• TASK DETAILS:
Write out the material exactly, leaving every picture behind.

• RAW RECORDS:
BEGIN

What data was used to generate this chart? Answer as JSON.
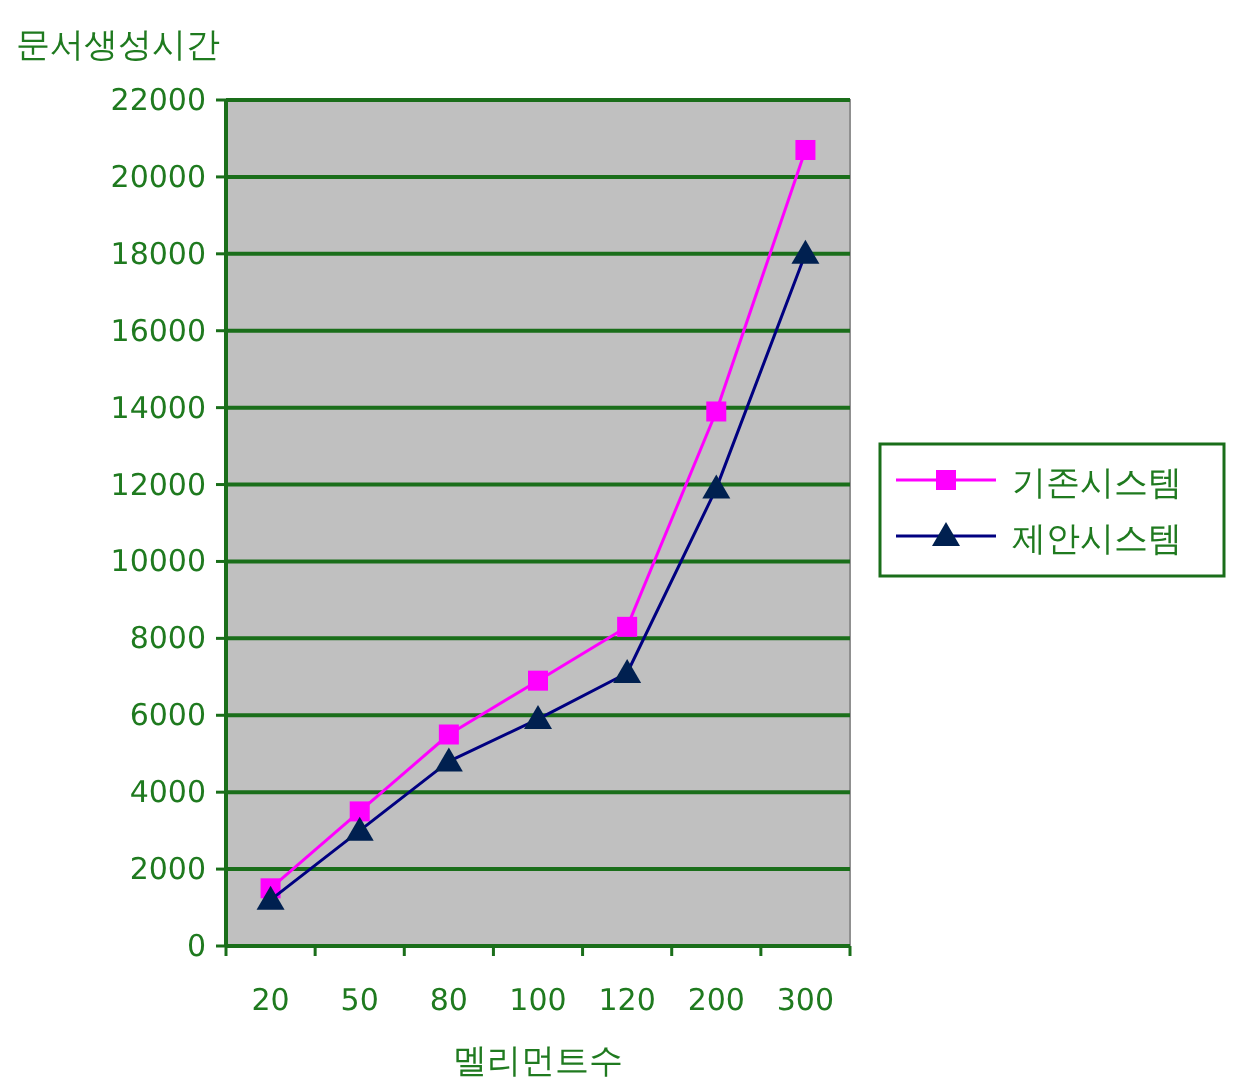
{
  "chart_data": {
    "type": "line",
    "ylabel": "문서생성시간",
    "xlabel": "멜리먼트수",
    "categories": [
      "20",
      "50",
      "80",
      "100",
      "120",
      "200",
      "300"
    ],
    "series": [
      {
        "name": "기존시스템",
        "color": "#ff00ff",
        "marker": "square",
        "values": [
          1500,
          3500,
          5500,
          6900,
          8300,
          13900,
          20700
        ]
      },
      {
        "name": "제안시스템",
        "color": "#000080",
        "marker": "triangle",
        "values": [
          1200,
          3000,
          4800,
          5900,
          7100,
          11900,
          18000
        ]
      }
    ],
    "ylim": [
      0,
      22000
    ],
    "yticks": [
      0,
      2000,
      4000,
      6000,
      8000,
      10000,
      12000,
      14000,
      16000,
      18000,
      20000,
      22000
    ],
    "grid": "y",
    "legend": "right",
    "line_style": "solid"
  }
}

END

• TASK RESPONSE:
What data was used to generate this chart? Answer as JSON.
{
  "chart_data": {
    "type": "line",
    "ylabel": "문서생성시간",
    "xlabel": "멜리먼트수",
    "categories": [
      "20",
      "50",
      "80",
      "100",
      "120",
      "200",
      "300"
    ],
    "series": [
      {
        "name": "기존시스템",
        "color": "#ff00ff",
        "marker": "square",
        "values": [
          1500,
          3500,
          5500,
          6900,
          8300,
          13900,
          20700
        ]
      },
      {
        "name": "제안시스템",
        "color": "#000080",
        "marker": "triangle",
        "values": [
          1200,
          3000,
          4800,
          5900,
          7100,
          11900,
          18000
        ]
      }
    ],
    "ylim": [
      0,
      22000
    ],
    "yticks": [
      0,
      2000,
      4000,
      6000,
      8000,
      10000,
      12000,
      14000,
      16000,
      18000,
      20000,
      22000
    ],
    "grid": "y",
    "legend": "right",
    "line_style": "solid"
  }
}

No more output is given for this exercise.